start Passage provided

0

Let's say input to intermediate CNN layer is of size 512×512×128 and that in the convolutional layer we apply 48 7×7 filters at stride 2 with no padding. I want to know what is the size of the resulting activation map?

I checked some previous posts (e.g., here or here) to point to this Stanford course page. And the formula given there is (W − F + 2P)/S + 1 = (512 - 7)/2 + 1, which would imply that this set up is not possible, as the value we get is not an integer.

However if I run the following snippet in Python 2.7, the code seems to suggest that the size of activation map was computed via (512 - 6)/2, which makes sense but does not match the formula above:

>>> import torch
>>> conv = torch.nn.Conv2d(in_channels=128, out_channels=48, kernel_size=7, stride=2, padding=0)
>>> conv
Conv2d(128, 48, kernel_size=(7, 7), stride=(2, 2))
>>> img = torch.rand((1, 128, 512, 512))
>>> out = conv(img)
>>> out.shape
(1, 48, 253, 253)

Any help in understanding this conundrum is appreciated.

A B
  • 85
  • 1
  • 6

1 Answers1

1

Here is the formula being used in pytorch: conv2d(go to the shape section)

Also, as far as I know, this is the best tutorial on this subject.

Bonus: here is a neat visualizer for conv calculations.

end Passage provided
start Information given

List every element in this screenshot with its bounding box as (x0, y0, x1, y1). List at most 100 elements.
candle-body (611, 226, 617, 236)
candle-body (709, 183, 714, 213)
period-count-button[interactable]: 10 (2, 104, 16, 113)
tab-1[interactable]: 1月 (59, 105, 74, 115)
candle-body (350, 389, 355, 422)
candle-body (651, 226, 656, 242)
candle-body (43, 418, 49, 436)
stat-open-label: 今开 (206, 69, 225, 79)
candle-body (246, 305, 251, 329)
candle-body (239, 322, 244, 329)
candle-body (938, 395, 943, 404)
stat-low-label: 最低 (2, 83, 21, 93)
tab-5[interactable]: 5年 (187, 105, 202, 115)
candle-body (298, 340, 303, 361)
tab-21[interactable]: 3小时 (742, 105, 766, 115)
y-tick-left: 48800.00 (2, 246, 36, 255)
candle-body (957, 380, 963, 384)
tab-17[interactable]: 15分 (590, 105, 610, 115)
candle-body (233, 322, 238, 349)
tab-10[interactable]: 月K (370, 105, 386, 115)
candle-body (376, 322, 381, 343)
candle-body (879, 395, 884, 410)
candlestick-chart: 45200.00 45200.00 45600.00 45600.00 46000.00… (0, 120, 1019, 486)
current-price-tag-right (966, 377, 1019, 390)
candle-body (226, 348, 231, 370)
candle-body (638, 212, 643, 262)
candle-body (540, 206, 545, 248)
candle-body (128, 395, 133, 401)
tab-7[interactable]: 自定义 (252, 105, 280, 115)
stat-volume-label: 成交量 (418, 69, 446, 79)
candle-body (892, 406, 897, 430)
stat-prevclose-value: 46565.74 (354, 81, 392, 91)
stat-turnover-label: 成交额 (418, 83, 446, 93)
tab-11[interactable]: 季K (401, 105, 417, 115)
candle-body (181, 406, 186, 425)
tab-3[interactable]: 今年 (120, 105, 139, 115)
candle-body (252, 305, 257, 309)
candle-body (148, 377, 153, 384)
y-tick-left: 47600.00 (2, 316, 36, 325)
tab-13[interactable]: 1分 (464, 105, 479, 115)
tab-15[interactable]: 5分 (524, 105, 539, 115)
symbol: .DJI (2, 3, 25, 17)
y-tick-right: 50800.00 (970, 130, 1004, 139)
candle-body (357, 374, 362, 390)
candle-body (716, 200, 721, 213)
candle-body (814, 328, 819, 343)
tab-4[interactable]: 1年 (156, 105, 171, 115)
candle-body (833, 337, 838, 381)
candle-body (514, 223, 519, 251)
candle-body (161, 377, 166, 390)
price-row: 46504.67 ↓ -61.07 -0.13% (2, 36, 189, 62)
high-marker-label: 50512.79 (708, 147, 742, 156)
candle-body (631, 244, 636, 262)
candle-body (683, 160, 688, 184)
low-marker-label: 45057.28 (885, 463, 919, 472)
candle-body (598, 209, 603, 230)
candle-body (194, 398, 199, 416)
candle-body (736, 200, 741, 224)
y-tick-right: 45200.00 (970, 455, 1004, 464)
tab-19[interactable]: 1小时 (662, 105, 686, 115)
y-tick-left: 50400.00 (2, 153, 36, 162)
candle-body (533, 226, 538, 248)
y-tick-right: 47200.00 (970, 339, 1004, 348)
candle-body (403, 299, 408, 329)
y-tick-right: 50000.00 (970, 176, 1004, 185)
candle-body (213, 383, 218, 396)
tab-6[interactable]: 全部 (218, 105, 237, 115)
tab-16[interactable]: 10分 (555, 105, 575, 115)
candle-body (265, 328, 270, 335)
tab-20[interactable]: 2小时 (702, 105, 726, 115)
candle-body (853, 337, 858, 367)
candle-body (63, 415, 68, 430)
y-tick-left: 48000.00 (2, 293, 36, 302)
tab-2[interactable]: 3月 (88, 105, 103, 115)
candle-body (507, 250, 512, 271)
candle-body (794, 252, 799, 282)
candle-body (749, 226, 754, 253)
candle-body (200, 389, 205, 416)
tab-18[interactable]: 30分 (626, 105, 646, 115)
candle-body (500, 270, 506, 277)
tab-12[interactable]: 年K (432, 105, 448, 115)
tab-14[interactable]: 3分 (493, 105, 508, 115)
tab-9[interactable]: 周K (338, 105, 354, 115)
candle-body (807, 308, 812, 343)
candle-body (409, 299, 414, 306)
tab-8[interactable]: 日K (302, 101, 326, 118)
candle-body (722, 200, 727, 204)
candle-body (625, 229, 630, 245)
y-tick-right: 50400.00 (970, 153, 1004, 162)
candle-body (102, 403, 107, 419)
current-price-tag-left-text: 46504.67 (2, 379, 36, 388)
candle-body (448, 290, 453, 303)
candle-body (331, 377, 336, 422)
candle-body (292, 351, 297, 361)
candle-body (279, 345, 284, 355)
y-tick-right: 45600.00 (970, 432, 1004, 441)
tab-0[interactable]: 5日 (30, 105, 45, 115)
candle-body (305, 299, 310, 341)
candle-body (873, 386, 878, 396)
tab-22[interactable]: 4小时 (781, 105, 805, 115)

end Information given

- Set problem A
Decide whether each statement agrees with the thread on convolution output size, answering yes or no and quoting the words that settle it: (i) the layer applies 48 filters of size 7×7; (ii) the snippet was run in Python 3; (iii) the printed output shape is (1, 48, 253, 253).
- Set problem B
Using the thread on convolution output size, answer each question on its own line:
(i) What size is the input to the intermediate layer?
(ii) What kind of page do the earlier posts point to?
(iii) Which section of the pytorch conv2d page does the reply direct the reader to?
- Set problem C
Return the part of the thread on convolution output size that opens with the words containing "Let's say input" and closes with "resulting activation map?".
The lines in the data listing have no role here.

- Correct answer A
(i) Yes: "we apply 48 7×7 filters at stride 2 with no padding"
(ii) No: "if I run the following snippet in Python 2.7"
(iii) Yes: "(1, 48, 253, 253)"

- Correct answer B
(i) 512×512×128
(ii) A Stanford course page
(iii) The shape section

- Correct answer C
Let's say input to intermediate CNN layer is of size 512×512×128 and that in the convolutional layer we apply 48 7×7 filters at stride 2 with no padding. I want to know what is the size of the resulting activation map?